Write the listing out again, all of it, word for word.

** START **

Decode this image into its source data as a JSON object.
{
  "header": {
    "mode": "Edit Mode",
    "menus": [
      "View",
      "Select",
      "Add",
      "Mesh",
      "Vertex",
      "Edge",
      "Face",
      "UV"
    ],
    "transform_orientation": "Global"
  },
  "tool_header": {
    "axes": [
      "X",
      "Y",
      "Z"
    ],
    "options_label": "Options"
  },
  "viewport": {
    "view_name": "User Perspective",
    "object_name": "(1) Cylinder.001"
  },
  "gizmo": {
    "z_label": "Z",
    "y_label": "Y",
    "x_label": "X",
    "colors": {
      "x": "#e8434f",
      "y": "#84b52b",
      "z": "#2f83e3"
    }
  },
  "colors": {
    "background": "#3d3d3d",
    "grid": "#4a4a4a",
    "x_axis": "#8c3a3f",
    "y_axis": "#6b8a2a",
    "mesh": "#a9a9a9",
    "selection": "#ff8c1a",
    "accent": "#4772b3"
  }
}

** END **

Answer below:
Decode this image into its source data as a JSON object.
{
  "header": {
    "mode": "Edit Mode",
    "menus": [
      "View",
      "Select",
      "Add",
      "Mesh",
      "Vertex",
      "Edge",
      "Face",
      "UV"
    ],
    "transform_orientation": "Global"
  },
  "tool_header": {
    "axes": [
      "X",
      "Y",
      "Z"
    ],
    "options_label": "Options"
  },
  "viewport": {
    "view_name": "User Perspective",
    "object_name": "(1) Cylinder.001"
  },
  "gizmo": {
    "z_label": "Z",
    "y_label": "Y",
    "x_label": "X",
    "colors": {
      "x": "#e8434f",
      "y": "#84b52b",
      "z": "#2f83e3"
    }
  },
  "colors": {
    "background": "#3d3d3d",
    "grid": "#4a4a4a",
    "x_axis": "#8c3a3f",
    "y_axis": "#6b8a2a",
    "mesh": "#a9a9a9",
    "selection": "#ff8c1a",
    "accent": "#4772b3"
  }
}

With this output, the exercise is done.